◆ Information given
= = = =

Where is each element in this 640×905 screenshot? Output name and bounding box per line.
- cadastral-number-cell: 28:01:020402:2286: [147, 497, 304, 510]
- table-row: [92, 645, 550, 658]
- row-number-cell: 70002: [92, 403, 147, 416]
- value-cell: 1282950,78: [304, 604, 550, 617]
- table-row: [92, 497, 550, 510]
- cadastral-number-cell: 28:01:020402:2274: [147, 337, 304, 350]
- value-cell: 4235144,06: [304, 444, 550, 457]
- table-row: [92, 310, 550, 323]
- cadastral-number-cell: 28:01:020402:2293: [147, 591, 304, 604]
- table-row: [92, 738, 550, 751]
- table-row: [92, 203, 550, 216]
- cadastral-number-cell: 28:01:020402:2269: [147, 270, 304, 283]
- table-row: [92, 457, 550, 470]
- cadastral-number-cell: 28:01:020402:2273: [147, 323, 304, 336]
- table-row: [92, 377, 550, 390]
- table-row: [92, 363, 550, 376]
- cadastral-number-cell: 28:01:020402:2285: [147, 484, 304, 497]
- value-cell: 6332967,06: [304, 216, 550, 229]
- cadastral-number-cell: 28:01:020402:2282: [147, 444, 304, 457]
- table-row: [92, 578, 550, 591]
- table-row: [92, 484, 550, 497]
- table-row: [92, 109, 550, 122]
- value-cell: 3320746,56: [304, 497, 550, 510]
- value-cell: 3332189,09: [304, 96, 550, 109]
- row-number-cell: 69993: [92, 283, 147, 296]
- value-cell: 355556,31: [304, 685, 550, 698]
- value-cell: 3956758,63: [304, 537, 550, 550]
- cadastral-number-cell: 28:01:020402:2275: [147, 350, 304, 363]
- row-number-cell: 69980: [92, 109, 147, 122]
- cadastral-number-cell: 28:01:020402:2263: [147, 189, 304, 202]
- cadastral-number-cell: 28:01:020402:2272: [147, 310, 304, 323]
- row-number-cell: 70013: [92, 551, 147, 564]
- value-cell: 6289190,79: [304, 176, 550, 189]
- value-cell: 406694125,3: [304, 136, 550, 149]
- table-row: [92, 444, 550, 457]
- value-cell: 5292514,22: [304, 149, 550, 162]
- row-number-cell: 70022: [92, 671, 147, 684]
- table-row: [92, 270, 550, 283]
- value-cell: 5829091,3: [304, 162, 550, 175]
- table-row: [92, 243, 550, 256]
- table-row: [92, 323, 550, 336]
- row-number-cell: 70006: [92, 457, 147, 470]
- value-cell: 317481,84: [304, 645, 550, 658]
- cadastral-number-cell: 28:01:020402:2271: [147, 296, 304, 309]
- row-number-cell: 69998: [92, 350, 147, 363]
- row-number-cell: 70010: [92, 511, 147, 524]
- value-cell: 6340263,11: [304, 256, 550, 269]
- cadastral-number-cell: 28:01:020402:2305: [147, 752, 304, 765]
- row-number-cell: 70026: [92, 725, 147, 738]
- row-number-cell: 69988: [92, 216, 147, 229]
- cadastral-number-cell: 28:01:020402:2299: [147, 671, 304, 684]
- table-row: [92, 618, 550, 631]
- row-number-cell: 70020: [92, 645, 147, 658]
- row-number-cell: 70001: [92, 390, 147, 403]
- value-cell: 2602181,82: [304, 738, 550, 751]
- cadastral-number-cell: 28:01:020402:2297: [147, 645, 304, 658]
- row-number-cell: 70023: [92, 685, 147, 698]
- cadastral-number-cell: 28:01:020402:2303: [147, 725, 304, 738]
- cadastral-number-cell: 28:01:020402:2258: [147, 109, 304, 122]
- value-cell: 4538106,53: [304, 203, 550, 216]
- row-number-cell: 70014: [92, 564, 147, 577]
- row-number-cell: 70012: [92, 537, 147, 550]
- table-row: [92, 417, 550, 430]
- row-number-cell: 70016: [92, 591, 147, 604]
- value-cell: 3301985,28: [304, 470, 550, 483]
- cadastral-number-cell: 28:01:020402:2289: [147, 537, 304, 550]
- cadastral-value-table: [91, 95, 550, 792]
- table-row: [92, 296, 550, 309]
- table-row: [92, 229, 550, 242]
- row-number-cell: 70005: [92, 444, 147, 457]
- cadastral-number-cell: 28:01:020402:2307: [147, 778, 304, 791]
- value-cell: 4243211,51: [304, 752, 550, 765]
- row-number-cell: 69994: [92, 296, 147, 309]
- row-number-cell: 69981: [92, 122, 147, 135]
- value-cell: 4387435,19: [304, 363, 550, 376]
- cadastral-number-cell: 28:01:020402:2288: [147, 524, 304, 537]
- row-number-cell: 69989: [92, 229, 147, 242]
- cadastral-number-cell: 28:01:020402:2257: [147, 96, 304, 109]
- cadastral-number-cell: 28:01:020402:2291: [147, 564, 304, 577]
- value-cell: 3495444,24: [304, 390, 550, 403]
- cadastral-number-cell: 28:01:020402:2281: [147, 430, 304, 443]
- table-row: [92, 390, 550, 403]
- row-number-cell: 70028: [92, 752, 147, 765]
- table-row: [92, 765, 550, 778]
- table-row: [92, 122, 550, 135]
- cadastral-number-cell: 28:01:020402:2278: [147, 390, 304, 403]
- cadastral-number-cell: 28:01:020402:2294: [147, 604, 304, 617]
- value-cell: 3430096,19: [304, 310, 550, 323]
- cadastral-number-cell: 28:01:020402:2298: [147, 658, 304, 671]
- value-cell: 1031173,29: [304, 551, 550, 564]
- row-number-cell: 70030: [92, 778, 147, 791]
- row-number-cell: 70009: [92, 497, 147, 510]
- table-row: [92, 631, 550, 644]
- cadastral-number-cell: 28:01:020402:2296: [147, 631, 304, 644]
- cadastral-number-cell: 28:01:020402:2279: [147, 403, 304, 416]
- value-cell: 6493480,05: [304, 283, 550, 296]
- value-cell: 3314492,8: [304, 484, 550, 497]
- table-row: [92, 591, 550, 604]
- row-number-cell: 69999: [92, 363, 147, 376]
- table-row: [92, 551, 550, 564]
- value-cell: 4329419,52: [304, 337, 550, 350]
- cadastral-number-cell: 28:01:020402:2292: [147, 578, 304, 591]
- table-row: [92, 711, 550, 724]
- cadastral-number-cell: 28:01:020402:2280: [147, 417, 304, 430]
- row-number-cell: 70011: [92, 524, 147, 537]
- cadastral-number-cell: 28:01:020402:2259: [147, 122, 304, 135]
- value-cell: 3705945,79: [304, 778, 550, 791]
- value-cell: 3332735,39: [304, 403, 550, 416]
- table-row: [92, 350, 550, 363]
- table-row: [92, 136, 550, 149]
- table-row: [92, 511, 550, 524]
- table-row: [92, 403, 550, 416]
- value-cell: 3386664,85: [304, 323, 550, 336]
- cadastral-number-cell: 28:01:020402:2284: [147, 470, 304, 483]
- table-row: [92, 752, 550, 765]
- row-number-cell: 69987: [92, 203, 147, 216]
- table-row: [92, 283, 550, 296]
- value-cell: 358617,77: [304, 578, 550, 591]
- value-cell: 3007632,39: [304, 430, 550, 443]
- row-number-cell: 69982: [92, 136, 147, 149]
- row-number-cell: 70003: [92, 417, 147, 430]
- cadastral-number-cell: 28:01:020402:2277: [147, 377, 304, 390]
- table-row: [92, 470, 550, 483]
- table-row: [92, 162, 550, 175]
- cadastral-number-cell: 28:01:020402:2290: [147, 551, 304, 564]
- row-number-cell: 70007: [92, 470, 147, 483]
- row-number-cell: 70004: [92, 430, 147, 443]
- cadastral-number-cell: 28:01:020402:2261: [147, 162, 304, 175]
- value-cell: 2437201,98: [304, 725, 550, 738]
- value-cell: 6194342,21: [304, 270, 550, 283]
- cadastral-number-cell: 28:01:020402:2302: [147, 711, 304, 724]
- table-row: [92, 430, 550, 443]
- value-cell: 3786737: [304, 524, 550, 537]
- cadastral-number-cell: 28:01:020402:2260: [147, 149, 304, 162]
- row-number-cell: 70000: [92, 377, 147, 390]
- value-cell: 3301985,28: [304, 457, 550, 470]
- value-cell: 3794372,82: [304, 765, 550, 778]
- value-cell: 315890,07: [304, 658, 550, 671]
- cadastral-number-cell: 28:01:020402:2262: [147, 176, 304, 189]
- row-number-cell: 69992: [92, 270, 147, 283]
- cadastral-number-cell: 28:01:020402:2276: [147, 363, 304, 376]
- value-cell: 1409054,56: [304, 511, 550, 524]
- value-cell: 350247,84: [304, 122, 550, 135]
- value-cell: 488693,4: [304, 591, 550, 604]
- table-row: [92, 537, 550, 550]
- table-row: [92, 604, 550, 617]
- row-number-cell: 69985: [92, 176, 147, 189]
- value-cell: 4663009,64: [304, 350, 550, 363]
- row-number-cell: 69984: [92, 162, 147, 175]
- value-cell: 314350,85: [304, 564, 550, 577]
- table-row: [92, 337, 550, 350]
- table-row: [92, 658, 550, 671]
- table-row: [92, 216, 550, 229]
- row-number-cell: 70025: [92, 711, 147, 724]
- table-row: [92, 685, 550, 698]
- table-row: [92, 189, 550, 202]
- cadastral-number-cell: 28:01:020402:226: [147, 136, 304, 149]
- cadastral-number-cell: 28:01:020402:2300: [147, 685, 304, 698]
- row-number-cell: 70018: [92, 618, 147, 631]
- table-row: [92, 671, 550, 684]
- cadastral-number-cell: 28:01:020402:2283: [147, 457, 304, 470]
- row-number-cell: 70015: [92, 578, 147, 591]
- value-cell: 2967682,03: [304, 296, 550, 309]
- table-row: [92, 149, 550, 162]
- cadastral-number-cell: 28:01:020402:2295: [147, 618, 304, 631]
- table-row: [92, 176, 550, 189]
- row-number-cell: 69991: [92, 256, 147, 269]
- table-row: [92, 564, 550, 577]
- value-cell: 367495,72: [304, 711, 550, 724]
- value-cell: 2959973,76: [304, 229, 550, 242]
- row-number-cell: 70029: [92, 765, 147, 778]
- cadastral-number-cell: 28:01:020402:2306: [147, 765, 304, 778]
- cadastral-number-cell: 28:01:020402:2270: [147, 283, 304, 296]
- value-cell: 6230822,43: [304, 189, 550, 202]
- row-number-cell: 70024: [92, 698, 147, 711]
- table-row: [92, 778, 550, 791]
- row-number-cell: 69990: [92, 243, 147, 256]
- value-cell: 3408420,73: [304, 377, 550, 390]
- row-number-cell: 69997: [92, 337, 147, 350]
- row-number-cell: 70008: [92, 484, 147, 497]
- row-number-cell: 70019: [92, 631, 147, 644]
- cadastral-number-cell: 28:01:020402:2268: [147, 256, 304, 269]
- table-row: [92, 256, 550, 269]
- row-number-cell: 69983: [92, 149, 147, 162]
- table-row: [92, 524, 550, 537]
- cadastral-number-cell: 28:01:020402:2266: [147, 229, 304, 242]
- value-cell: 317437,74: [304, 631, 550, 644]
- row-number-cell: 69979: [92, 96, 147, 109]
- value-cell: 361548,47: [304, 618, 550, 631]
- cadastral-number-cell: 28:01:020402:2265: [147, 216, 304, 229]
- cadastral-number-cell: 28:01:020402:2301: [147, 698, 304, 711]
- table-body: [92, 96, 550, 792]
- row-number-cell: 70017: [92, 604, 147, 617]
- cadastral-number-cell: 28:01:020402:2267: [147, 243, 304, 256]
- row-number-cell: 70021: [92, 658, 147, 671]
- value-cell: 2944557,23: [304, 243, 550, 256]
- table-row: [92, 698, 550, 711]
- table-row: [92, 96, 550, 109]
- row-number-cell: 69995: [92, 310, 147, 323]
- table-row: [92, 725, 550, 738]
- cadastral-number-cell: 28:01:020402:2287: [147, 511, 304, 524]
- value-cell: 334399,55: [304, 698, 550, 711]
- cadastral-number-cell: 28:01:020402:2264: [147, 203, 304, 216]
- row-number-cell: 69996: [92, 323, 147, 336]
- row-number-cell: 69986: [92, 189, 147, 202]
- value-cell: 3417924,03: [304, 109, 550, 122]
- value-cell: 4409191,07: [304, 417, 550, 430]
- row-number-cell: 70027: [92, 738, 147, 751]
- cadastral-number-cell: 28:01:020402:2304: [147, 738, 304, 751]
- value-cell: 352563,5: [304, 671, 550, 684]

= = = =

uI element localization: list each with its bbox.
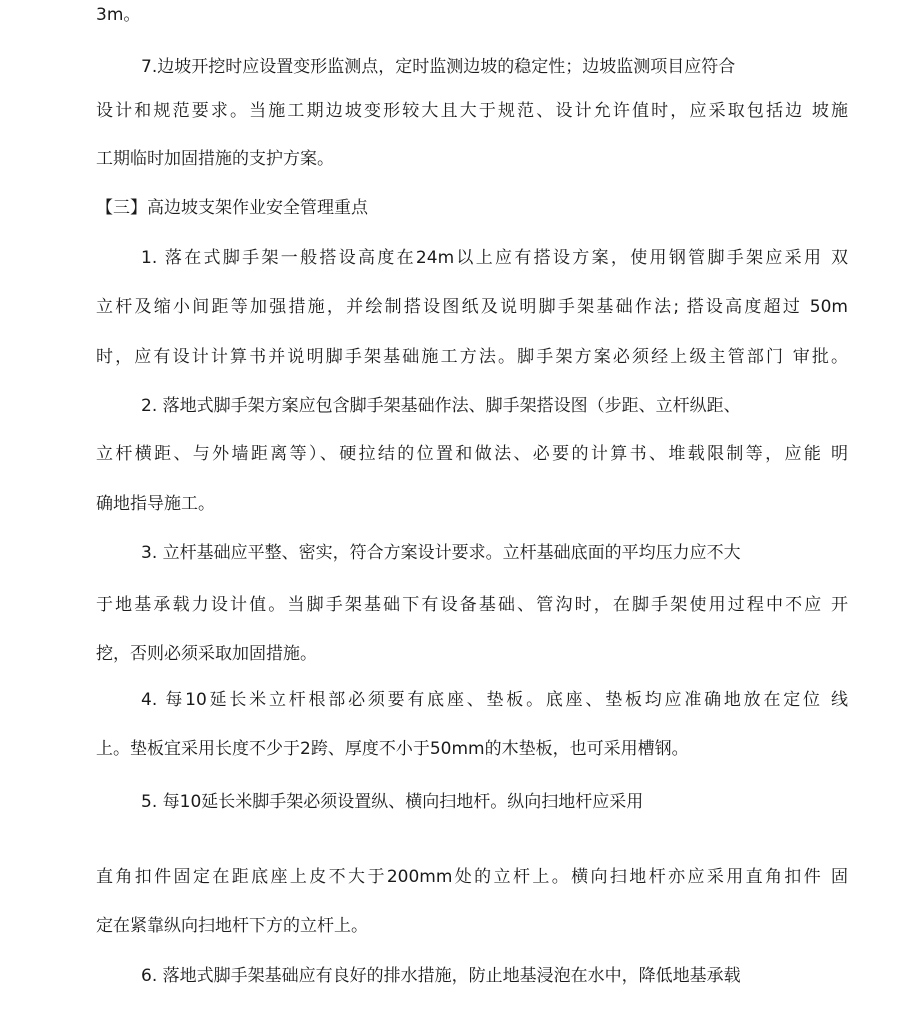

= = = =

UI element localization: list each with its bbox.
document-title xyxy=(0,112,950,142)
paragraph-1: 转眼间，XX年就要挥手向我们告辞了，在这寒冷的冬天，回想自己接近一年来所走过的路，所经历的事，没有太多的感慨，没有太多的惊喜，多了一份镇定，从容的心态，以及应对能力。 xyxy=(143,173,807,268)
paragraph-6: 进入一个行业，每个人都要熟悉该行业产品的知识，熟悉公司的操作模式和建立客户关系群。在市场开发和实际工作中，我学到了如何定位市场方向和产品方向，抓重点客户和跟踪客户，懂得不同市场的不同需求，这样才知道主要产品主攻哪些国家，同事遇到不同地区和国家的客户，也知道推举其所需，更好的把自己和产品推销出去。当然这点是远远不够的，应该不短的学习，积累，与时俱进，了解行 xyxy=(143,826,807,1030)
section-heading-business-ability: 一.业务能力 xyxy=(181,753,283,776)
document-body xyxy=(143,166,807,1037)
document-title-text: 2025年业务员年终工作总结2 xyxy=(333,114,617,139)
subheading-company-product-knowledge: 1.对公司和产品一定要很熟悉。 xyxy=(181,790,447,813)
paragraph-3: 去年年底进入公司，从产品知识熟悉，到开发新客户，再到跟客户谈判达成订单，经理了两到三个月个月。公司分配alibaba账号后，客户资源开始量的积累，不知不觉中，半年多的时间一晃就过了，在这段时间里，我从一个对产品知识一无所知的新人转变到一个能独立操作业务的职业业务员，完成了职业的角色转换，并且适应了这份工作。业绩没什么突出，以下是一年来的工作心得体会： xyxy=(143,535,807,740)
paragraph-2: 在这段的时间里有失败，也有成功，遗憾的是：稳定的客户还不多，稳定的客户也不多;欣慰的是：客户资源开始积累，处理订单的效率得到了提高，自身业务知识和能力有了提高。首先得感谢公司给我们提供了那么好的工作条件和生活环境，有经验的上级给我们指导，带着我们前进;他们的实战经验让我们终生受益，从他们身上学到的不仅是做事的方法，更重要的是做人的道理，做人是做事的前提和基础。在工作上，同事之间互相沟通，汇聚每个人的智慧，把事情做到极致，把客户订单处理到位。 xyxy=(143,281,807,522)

= = = =

◆ Given task
Rewrite the lines from the one containing "Where is each" through the one containing "- table-row: [92, 377, 550, 390]", both included, as a numbered list with any blank lines removed.

◆ Response below
1. Where is each element in this 640×905 screenshot? Output name and bounding box per line.
2. - cadastral-number-cell: 28:01:020402:2286: [147, 497, 304, 510]
3. - table-row: [92, 645, 550, 658]
4. - row-number-cell: 70002: [92, 403, 147, 416]
5. - value-cell: 1282950,78: [304, 604, 550, 617]
6. - table-row: [92, 497, 550, 510]
7. - cadastral-number-cell: 28:01:020402:2274: [147, 337, 304, 350]
8. - value-cell: 4235144,06: [304, 444, 550, 457]
9. - table-row: [92, 310, 550, 323]
10. - cadastral-number-cell: 28:01:020402:2293: [147, 591, 304, 604]
11. - table-row: [92, 738, 550, 751]
12. - table-row: [92, 203, 550, 216]
13. - cadastral-number-cell: 28:01:020402:2269: [147, 270, 304, 283]
14. - table-row: [92, 457, 550, 470]
15. - cadastral-number-cell: 28:01:020402:2273: [147, 323, 304, 336]
16. - table-row: [92, 377, 550, 390]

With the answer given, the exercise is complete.